Source records:
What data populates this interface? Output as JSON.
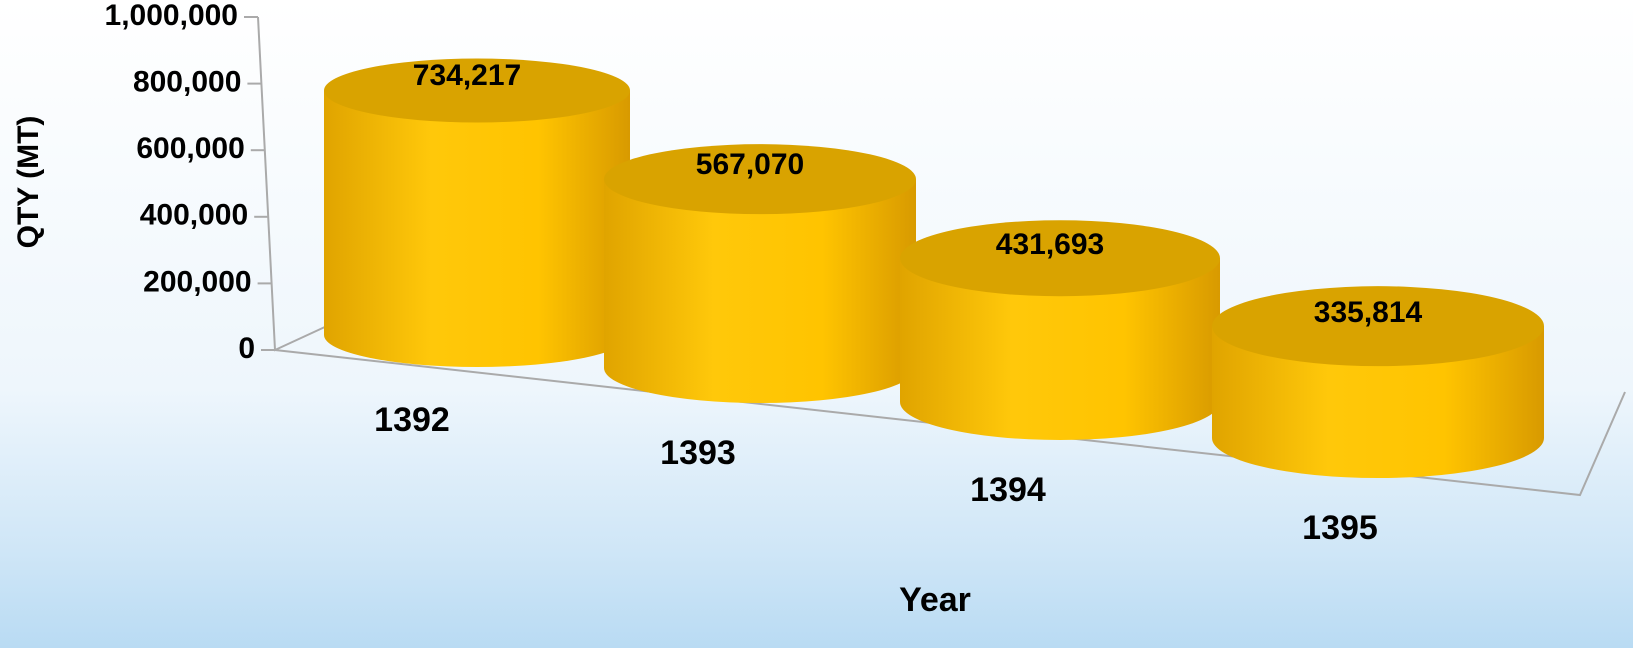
{
  "chart_data": {
    "type": "cylinder",
    "x_label": "Year",
    "y_label": "QTY (MT)",
    "categories": [
      "1392",
      "1393",
      "1394",
      "1395"
    ],
    "values": [
      734217,
      567070,
      431693,
      335814
    ],
    "value_labels": [
      "734,217",
      "567,070",
      "431,693",
      "335,814"
    ],
    "color": "#ffc20e",
    "ylim": [
      0,
      1000000
    ],
    "yticks": [
      0,
      {
        "value": 200000,
        "label": "200,000"
      },
      {
        "value": 400000,
        "label": "400,000"
      },
      {
        "value": 600000,
        "label": "600,000"
      },
      {
        "value": 800000,
        "label": "800,000"
      },
      {
        "value": 1000000,
        "label": "1,000,000"
      }
    ]
  }
}
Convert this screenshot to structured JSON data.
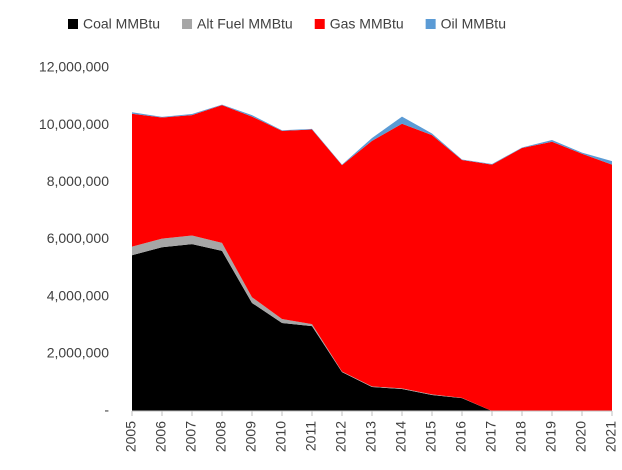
{
  "chart_data": {
    "type": "stacked_area",
    "categories": [
      "2005",
      "2006",
      "2007",
      "2008",
      "2009",
      "2010",
      "2011",
      "2012",
      "2013",
      "2014",
      "2015",
      "2016",
      "2017",
      "2018",
      "2019",
      "2020",
      "2021"
    ],
    "series": [
      {
        "name": "Coal MMBtu",
        "color": "#000000",
        "values": [
          5450000,
          5730000,
          5840000,
          5600000,
          3780000,
          3080000,
          2970000,
          1360000,
          840000,
          770000,
          560000,
          450000,
          0,
          0,
          0,
          0,
          0
        ]
      },
      {
        "name": "Alt Fuel MMBtu",
        "color": "#a6a6a6",
        "values": [
          300000,
          300000,
          300000,
          280000,
          200000,
          140000,
          70000,
          20000,
          20000,
          20000,
          20000,
          10000,
          0,
          0,
          0,
          0,
          0
        ]
      },
      {
        "name": "Gas MMBtu",
        "color": "#ff0000",
        "values": [
          4650000,
          4240000,
          4210000,
          4820000,
          6320000,
          6580000,
          6810000,
          7220000,
          8590000,
          9260000,
          9070000,
          8320000,
          8620000,
          9200000,
          9420000,
          9000000,
          8620000
        ]
      },
      {
        "name": "Oil MMBtu",
        "color": "#5b9bd5",
        "values": [
          50000,
          20000,
          40000,
          20000,
          50000,
          20000,
          20000,
          20000,
          100000,
          250000,
          60000,
          20000,
          20000,
          20000,
          60000,
          40000,
          120000
        ]
      }
    ],
    "ylim": [
      0,
      12000000
    ],
    "yticks": [
      {
        "value": 0,
        "label": "-"
      },
      {
        "value": 2000000,
        "label": "2,000,000"
      },
      {
        "value": 4000000,
        "label": "4,000,000"
      },
      {
        "value": 6000000,
        "label": "6,000,000"
      },
      {
        "value": 8000000,
        "label": "8,000,000"
      },
      {
        "value": 10000000,
        "label": "10,000,000"
      },
      {
        "value": 12000000,
        "label": "12,000,000"
      }
    ],
    "legend": "top",
    "grid": false
  }
}
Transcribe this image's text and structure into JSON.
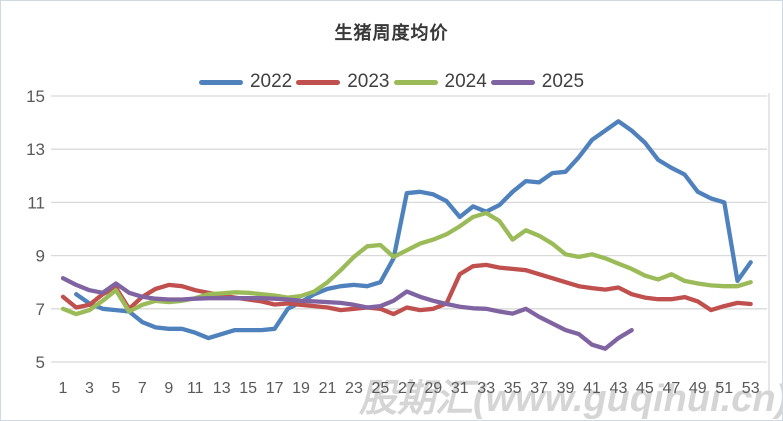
{
  "watermark": {
    "text": "股期汇(www.guqihui.cn)"
  },
  "chart_data": {
    "type": "line",
    "title": "生猪周度均价",
    "xlabel": "",
    "ylabel": "",
    "ylim": [
      5,
      15
    ],
    "y_ticks": [
      5,
      7,
      9,
      11,
      13,
      15
    ],
    "x_range": [
      1,
      53
    ],
    "x_tick_labels": [
      "1",
      "3",
      "5",
      "7",
      "9",
      "11",
      "13",
      "15",
      "17",
      "19",
      "21",
      "23",
      "25",
      "27",
      "29",
      "31",
      "33",
      "35",
      "37",
      "39",
      "41",
      "43",
      "45",
      "47",
      "49",
      "51",
      "53"
    ],
    "grid": "horizontal",
    "grid_color": "#d9d9d9",
    "axis_label_color": "#595959",
    "legend_position": "top",
    "series": [
      {
        "name": "2022",
        "color": "#4F81BD",
        "values": [
          null,
          7.55,
          7.2,
          7.0,
          6.95,
          6.9,
          6.5,
          6.3,
          6.25,
          6.25,
          6.1,
          5.9,
          6.05,
          6.2,
          6.2,
          6.2,
          6.25,
          7.0,
          7.25,
          7.55,
          7.75,
          7.85,
          7.9,
          7.85,
          8.0,
          8.9,
          11.35,
          11.4,
          11.3,
          11.05,
          10.45,
          10.85,
          10.65,
          10.9,
          11.4,
          11.8,
          11.75,
          12.1,
          12.15,
          12.7,
          13.35,
          13.7,
          14.05,
          13.7,
          13.25,
          12.6,
          12.3,
          12.05,
          11.4,
          11.15,
          11.0,
          8.05,
          8.75
        ]
      },
      {
        "name": "2023",
        "color": "#C0504D",
        "values": [
          7.45,
          7.05,
          7.15,
          7.55,
          7.8,
          7.0,
          7.45,
          7.75,
          7.9,
          7.85,
          7.7,
          7.6,
          7.5,
          7.42,
          7.35,
          7.28,
          7.16,
          7.2,
          7.15,
          7.1,
          7.05,
          6.95,
          7.0,
          7.05,
          7.0,
          6.8,
          7.05,
          6.95,
          7.0,
          7.2,
          8.3,
          8.6,
          8.65,
          8.55,
          8.5,
          8.45,
          8.3,
          8.15,
          8.0,
          7.85,
          7.78,
          7.72,
          7.8,
          7.55,
          7.42,
          7.36,
          7.36,
          7.44,
          7.28,
          6.95,
          7.1,
          7.22,
          7.18
        ]
      },
      {
        "name": "2024",
        "color": "#9BBB59",
        "values": [
          7.0,
          6.8,
          6.95,
          7.3,
          7.7,
          6.9,
          7.15,
          7.3,
          7.25,
          7.3,
          7.4,
          7.55,
          7.58,
          7.62,
          7.6,
          7.55,
          7.5,
          7.42,
          7.48,
          7.65,
          8.0,
          8.45,
          8.95,
          9.35,
          9.4,
          8.95,
          9.2,
          9.45,
          9.6,
          9.8,
          10.1,
          10.45,
          10.6,
          10.3,
          9.6,
          9.95,
          9.75,
          9.45,
          9.05,
          8.95,
          9.05,
          8.9,
          8.7,
          8.5,
          8.25,
          8.1,
          8.3,
          8.05,
          7.95,
          7.88,
          7.85,
          7.85,
          8.0
        ]
      },
      {
        "name": "2025",
        "color": "#8064A2",
        "values": [
          8.15,
          7.9,
          7.7,
          7.6,
          7.95,
          7.6,
          7.45,
          7.38,
          7.35,
          7.35,
          7.38,
          7.4,
          7.4,
          7.4,
          7.4,
          7.4,
          7.38,
          7.35,
          7.3,
          7.28,
          7.25,
          7.22,
          7.15,
          7.05,
          7.1,
          7.3,
          7.65,
          7.45,
          7.3,
          7.18,
          7.08,
          7.02,
          7.0,
          6.9,
          6.82,
          7.0,
          6.7,
          6.45,
          6.2,
          6.05,
          5.65,
          5.5,
          5.9,
          6.2,
          null,
          null,
          null,
          null,
          null,
          null,
          null,
          null,
          null
        ]
      }
    ]
  }
}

# [Exercise details]
Return each line from the material above exactly, but not the pictures.

# [Finished task]
What data populates this interface? Output as JSON.
{
  "chart_data": {
    "type": "cylinder",
    "x_label": "Year",
    "y_label": "QTY (MT)",
    "categories": [
      "1392",
      "1393",
      "1394",
      "1395"
    ],
    "values": [
      734217,
      567070,
      431693,
      335814
    ],
    "value_labels": [
      "734,217",
      "567,070",
      "431,693",
      "335,814"
    ],
    "color": "#ffc20e",
    "ylim": [
      0,
      1000000
    ],
    "yticks": [
      0,
      {
        "value": 200000,
        "label": "200,000"
      },
      {
        "value": 400000,
        "label": "400,000"
      },
      {
        "value": 600000,
        "label": "600,000"
      },
      {
        "value": 800000,
        "label": "800,000"
      },
      {
        "value": 1000000,
        "label": "1,000,000"
      }
    ]
  }
}
Convert this screenshot to structured JSON data.
{
  "chart_data": {
    "type": "stacked_area",
    "categories": [
      "2005",
      "2006",
      "2007",
      "2008",
      "2009",
      "2010",
      "2011",
      "2012",
      "2013",
      "2014",
      "2015",
      "2016",
      "2017",
      "2018",
      "2019",
      "2020",
      "2021"
    ],
    "series": [
      {
        "name": "Coal MMBtu",
        "color": "#000000",
        "values": [
          5450000,
          5730000,
          5840000,
          5600000,
          3780000,
          3080000,
          2970000,
          1360000,
          840000,
          770000,
          560000,
          450000,
          0,
          0,
          0,
          0,
          0
        ]
      },
      {
        "name": "Alt Fuel MMBtu",
        "color": "#a6a6a6",
        "values": [
          300000,
          300000,
          300000,
          280000,
          200000,
          140000,
          70000,
          20000,
          20000,
          20000,
          20000,
          10000,
          0,
          0,
          0,
          0,
          0
        ]
      },
      {
        "name": "Gas MMBtu",
        "color": "#ff0000",
        "values": [
          4650000,
          4240000,
          4210000,
          4820000,
          6320000,
          6580000,
          6810000,
          7220000,
          8590000,
          9260000,
          9070000,
          8320000,
          8620000,
          9200000,
          9420000,
          9000000,
          8620000
        ]
      },
      {
        "name": "Oil MMBtu",
        "color": "#5b9bd5",
        "values": [
          50000,
          20000,
          40000,
          20000,
          50000,
          20000,
          20000,
          20000,
          100000,
          250000,
          60000,
          20000,
          20000,
          20000,
          60000,
          40000,
          120000
        ]
      }
    ],
    "ylim": [
      0,
      12000000
    ],
    "yticks": [
      {
        "value": 0,
        "label": "-"
      },
      {
        "value": 2000000,
        "label": "2,000,000"
      },
      {
        "value": 4000000,
        "label": "4,000,000"
      },
      {
        "value": 6000000,
        "label": "6,000,000"
      },
      {
        "value": 8000000,
        "label": "8,000,000"
      },
      {
        "value": 10000000,
        "label": "10,000,000"
      },
      {
        "value": 12000000,
        "label": "12,000,000"
      }
    ],
    "legend": "top",
    "grid": false
  }
}
Transcribe this image's text and structure into JSON.
{
  "watermark": {
    "text": "股期汇(www.guqihui.cn)"
  },
  "chart_data": {
    "type": "line",
    "title": "生猪周度均价",
    "xlabel": "",
    "ylabel": "",
    "ylim": [
      5,
      15
    ],
    "y_ticks": [
      5,
      7,
      9,
      11,
      13,
      15
    ],
    "x_range": [
      1,
      53
    ],
    "x_tick_labels": [
      "1",
      "3",
      "5",
      "7",
      "9",
      "11",
      "13",
      "15",
      "17",
      "19",
      "21",
      "23",
      "25",
      "27",
      "29",
      "31",
      "33",
      "35",
      "37",
      "39",
      "41",
      "43",
      "45",
      "47",
      "49",
      "51",
      "53"
    ],
    "grid": "horizontal",
    "grid_color": "#d9d9d9",
    "axis_label_color": "#595959",
    "legend_position": "top",
    "series": [
      {
        "name": "2022",
        "color": "#4F81BD",
        "values": [
          null,
          7.55,
          7.2,
          7.0,
          6.95,
          6.9,
          6.5,
          6.3,
          6.25,
          6.25,
          6.1,
          5.9,
          6.05,
          6.2,
          6.2,
          6.2,
          6.25,
          7.0,
          7.25,
          7.55,
          7.75,
          7.85,
          7.9,
          7.85,
          8.0,
          8.9,
          11.35,
          11.4,
          11.3,
          11.05,
          10.45,
          10.85,
          10.65,
          10.9,
          11.4,
          11.8,
          11.75,
          12.1,
          12.15,
          12.7,
          13.35,
          13.7,
          14.05,
          13.7,
          13.25,
          12.6,
          12.3,
          12.05,
          11.4,
          11.15,
          11.0,
          8.05,
          8.75
        ]
      },
      {
        "name": "2023",
        "color": "#C0504D",
        "values": [
          7.45,
          7.05,
          7.15,
          7.55,
          7.8,
          7.0,
          7.45,
          7.75,
          7.9,
          7.85,
          7.7,
          7.6,
          7.5,
          7.42,
          7.35,
          7.28,
          7.16,
          7.2,
          7.15,
          7.1,
          7.05,
          6.95,
          7.0,
          7.05,
          7.0,
          6.8,
          7.05,
          6.95,
          7.0,
          7.2,
          8.3,
          8.6,
          8.65,
          8.55,
          8.5,
          8.45,
          8.3,
          8.15,
          8.0,
          7.85,
          7.78,
          7.72,
          7.8,
          7.55,
          7.42,
          7.36,
          7.36,
          7.44,
          7.28,
          6.95,
          7.1,
          7.22,
          7.18
        ]
      },
      {
        "name": "2024",
        "color": "#9BBB59",
        "values": [
          7.0,
          6.8,
          6.95,
          7.3,
          7.7,
          6.9,
          7.15,
          7.3,
          7.25,
          7.3,
          7.4,
          7.55,
          7.58,
          7.62,
          7.6,
          7.55,
          7.5,
          7.42,
          7.48,
          7.65,
          8.0,
          8.45,
          8.95,
          9.35,
          9.4,
          8.95,
          9.2,
          9.45,
          9.6,
          9.8,
          10.1,
          10.45,
          10.6,
          10.3,
          9.6,
          9.95,
          9.75,
          9.45,
          9.05,
          8.95,
          9.05,
          8.9,
          8.7,
          8.5,
          8.25,
          8.1,
          8.3,
          8.05,
          7.95,
          7.88,
          7.85,
          7.85,
          8.0
        ]
      },
      {
        "name": "2025",
        "color": "#8064A2",
        "values": [
          8.15,
          7.9,
          7.7,
          7.6,
          7.95,
          7.6,
          7.45,
          7.38,
          7.35,
          7.35,
          7.38,
          7.4,
          7.4,
          7.4,
          7.4,
          7.4,
          7.38,
          7.35,
          7.3,
          7.28,
          7.25,
          7.22,
          7.15,
          7.05,
          7.1,
          7.3,
          7.65,
          7.45,
          7.3,
          7.18,
          7.08,
          7.02,
          7.0,
          6.9,
          6.82,
          7.0,
          6.7,
          6.45,
          6.2,
          6.05,
          5.65,
          5.5,
          5.9,
          6.2,
          null,
          null,
          null,
          null,
          null,
          null,
          null,
          null,
          null
        ]
      }
    ]
  }
}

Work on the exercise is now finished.